Start of Extracted records

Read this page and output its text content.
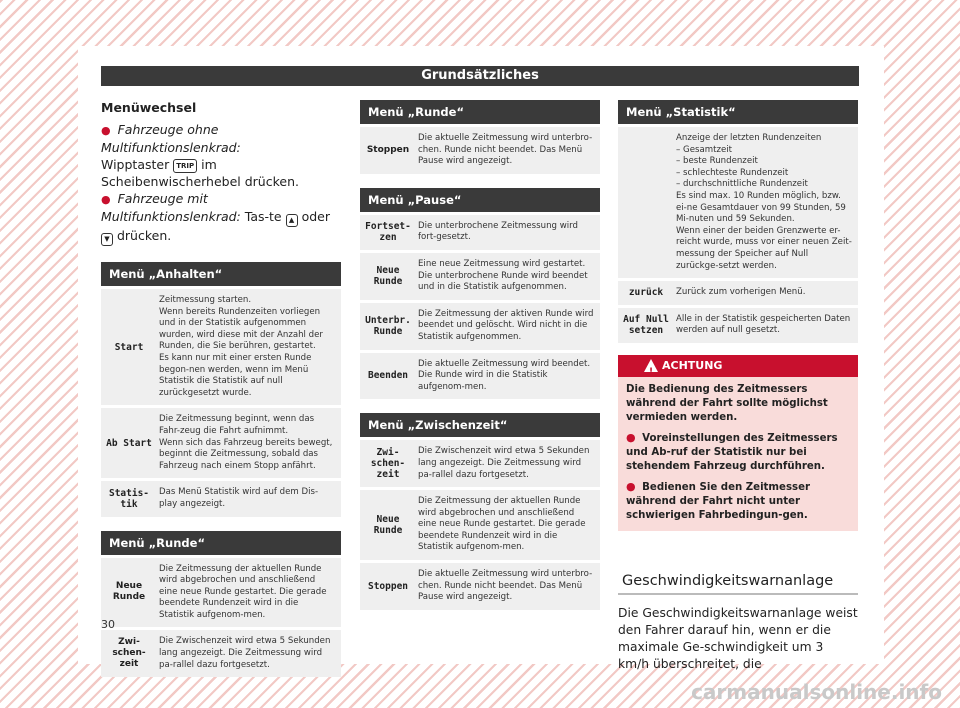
Grundsätzliches
Menüwechsel

● Fahrzeuge ohne Multifunktionslenkrad:
Wipptaster TRIP im Scheibenwischerhebel drücken.

● Fahrzeuge mit Multifunktionslenkrad: Tas-te ▲ oder ▼ drücken.

Menü „Anhalten“
Start
Zeitmessung starten.
Wenn bereits Rundenzeiten vorliegen und in der Statistik aufgenommen wurden, wird diese mit der Anzahl der Runden, die Sie berühren, gestartet.
Es kann nur mit einer ersten Runde begon-nen werden, wenn im Menü Statistik die Statistik auf null zurückgesetzt wurde.
Ab Start
Die Zeitmessung beginnt, wenn das Fahr-zeug die Fahrt aufnimmt.
Wenn sich das Fahrzeug bereits bewegt, beginnt die Zeitmessung, sobald das Fahrzeug nach einem Stopp anfährt.
Statis-tik
Das Menü Statistik wird auf dem Dis-play angezeigt.
Menü „Runde“
Neue Runde
Die Zeitmessung der aktuellen Runde wird abgebrochen und anschließend eine neue Runde gestartet. Die gerade beendete Rundenzeit wird in die Statistik aufgenom-men.
Zwi-schen-zeit
Die Zwischenzeit wird etwa 5 Sekunden lang angezeigt. Die Zeitmessung wird pa-rallel dazu fortgesetzt.
Menü „Runde“
Stoppen
Die aktuelle Zeitmessung wird unterbro-chen. Runde nicht beendet. Das Menü Pause wird angezeigt.
Menü „Pause“
Fortset-zen
Die unterbrochene Zeitmessung wird fort-gesetzt.
Neue Runde
Eine neue Zeitmessung wird gestartet. Die unterbrochene Runde wird beendet und in die Statistik aufgenommen.
Unterbr. Runde
Die Zeitmessung der aktiven Runde wird beendet und gelöscht. Wird nicht in die Statistik aufgenommen.
Beenden
Die aktuelle Zeitmessung wird beendet. Die Runde wird in die Statistik aufgenom-men.
Menü „Zwischenzeit“
Zwi-schen-zeit
Die Zwischenzeit wird etwa 5 Sekunden lang angezeigt. Die Zeitmessung wird pa-rallel dazu fortgesetzt.
Neue Runde
Die Zeitmessung der aktuellen Runde wird abgebrochen und anschließend eine neue Runde gestartet. Die gerade beendete Rundenzeit wird in die Statistik aufgenom-men.
Stoppen
Die aktuelle Zeitmessung wird unterbro-chen. Runde nicht beendet. Das Menü Pause wird angezeigt.
Menü „Statistik“
Anzeige der letzten Rundenzeiten
– Gesamtzeit
– beste Rundenzeit
– schlechteste Rundenzeit
– durchschnittliche Rundenzeit
Es sind max. 10 Runden möglich, bzw. ei-ne Gesamtdauer von 99 Stunden, 59 Mi-nuten und 59 Sekunden.
Wenn einer der beiden Grenzwerte er-reicht wurde, muss vor einer neuen Zeit-messung der Speicher auf Null zurückge-setzt werden.
zurück	Zurück zum vorherigen Menü.
Auf Null setzen
Alle in der Statistik gespeicherten Daten werden auf null gesetzt.
!
ACHTUNG

Die Bedienung des Zeitmessers während der Fahrt sollte möglichst vermieden werden.

● Voreinstellungen des Zeitmessers und Ab-ruf der Statistik nur bei stehendem Fahrzeug durchführen.

● Bedienen Sie den Zeitmesser während der Fahrt nicht unter schwierigen Fahrbedingun-gen.

Geschwindigkeitswarnanlage
Die Geschwindigkeitswarnanlage weist den Fahrer darauf hin, wenn er die maximale Ge-schwindigkeit um 3 km/h überschreitet, die
30
carmanualsonline.info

End of Extracted records

What needs to be done
Copy out the lines above unchanged. Skip the images.

Answer to this problem
Read this page and output its text content.
Grundsätzliches
Menüwechsel

● Fahrzeuge ohne Multifunktionslenkrad:
Wipptaster TRIP im Scheibenwischerhebel drücken.

● Fahrzeuge mit Multifunktionslenkrad: Tas-te ▲ oder ▼ drücken.

Menü „Anhalten“
Start
Zeitmessung starten.
Wenn bereits Rundenzeiten vorliegen und in der Statistik aufgenommen wurden, wird diese mit der Anzahl der Runden, die Sie berühren, gestartet.
Es kann nur mit einer ersten Runde begon-nen werden, wenn im Menü Statistik die Statistik auf null zurückgesetzt wurde.
Ab Start
Die Zeitmessung beginnt, wenn das Fahr-zeug die Fahrt aufnimmt.
Wenn sich das Fahrzeug bereits bewegt, beginnt die Zeitmessung, sobald das Fahrzeug nach einem Stopp anfährt.
Statis-tik
Das Menü Statistik wird auf dem Dis-play angezeigt.
Menü „Runde“
Neue Runde
Die Zeitmessung der aktuellen Runde wird abgebrochen und anschließend eine neue Runde gestartet. Die gerade beendete Rundenzeit wird in die Statistik aufgenom-men.
Zwi-schen-zeit
Die Zwischenzeit wird etwa 5 Sekunden lang angezeigt. Die Zeitmessung wird pa-rallel dazu fortgesetzt.
Menü „Runde“
Stoppen
Die aktuelle Zeitmessung wird unterbro-chen. Runde nicht beendet. Das Menü Pause wird angezeigt.
Menü „Pause“
Fortset-zen
Die unterbrochene Zeitmessung wird fort-gesetzt.
Neue Runde
Eine neue Zeitmessung wird gestartet. Die unterbrochene Runde wird beendet und in die Statistik aufgenommen.
Unterbr. Runde
Die Zeitmessung der aktiven Runde wird beendet und gelöscht. Wird nicht in die Statistik aufgenommen.
Beenden
Die aktuelle Zeitmessung wird beendet. Die Runde wird in die Statistik aufgenom-men.
Menü „Zwischenzeit“
Zwi-schen-zeit
Die Zwischenzeit wird etwa 5 Sekunden lang angezeigt. Die Zeitmessung wird pa-rallel dazu fortgesetzt.
Neue Runde
Die Zeitmessung der aktuellen Runde wird abgebrochen und anschließend eine neue Runde gestartet. Die gerade beendete Rundenzeit wird in die Statistik aufgenom-men.
Stoppen
Die aktuelle Zeitmessung wird unterbro-chen. Runde nicht beendet. Das Menü Pause wird angezeigt.
Menü „Statistik“
Anzeige der letzten Rundenzeiten
– Gesamtzeit
– beste Rundenzeit
– schlechteste Rundenzeit
– durchschnittliche Rundenzeit
Es sind max. 10 Runden möglich, bzw. ei-ne Gesamtdauer von 99 Stunden, 59 Mi-nuten und 59 Sekunden.
Wenn einer der beiden Grenzwerte er-reicht wurde, muss vor einer neuen Zeit-messung der Speicher auf Null zurückge-setzt werden.
zurück	Zurück zum vorherigen Menü.
Auf Null setzen
Alle in der Statistik gespeicherten Daten werden auf null gesetzt.
!
ACHTUNG

Die Bedienung des Zeitmessers während der Fahrt sollte möglichst vermieden werden.

● Voreinstellungen des Zeitmessers und Ab-ruf der Statistik nur bei stehendem Fahrzeug durchführen.

● Bedienen Sie den Zeitmesser während der Fahrt nicht unter schwierigen Fahrbedingun-gen.

Geschwindigkeitswarnanlage
Die Geschwindigkeitswarnanlage weist den Fahrer darauf hin, wenn er die maximale Ge-schwindigkeit um 3 km/h überschreitet, die
30
carmanualsonline.info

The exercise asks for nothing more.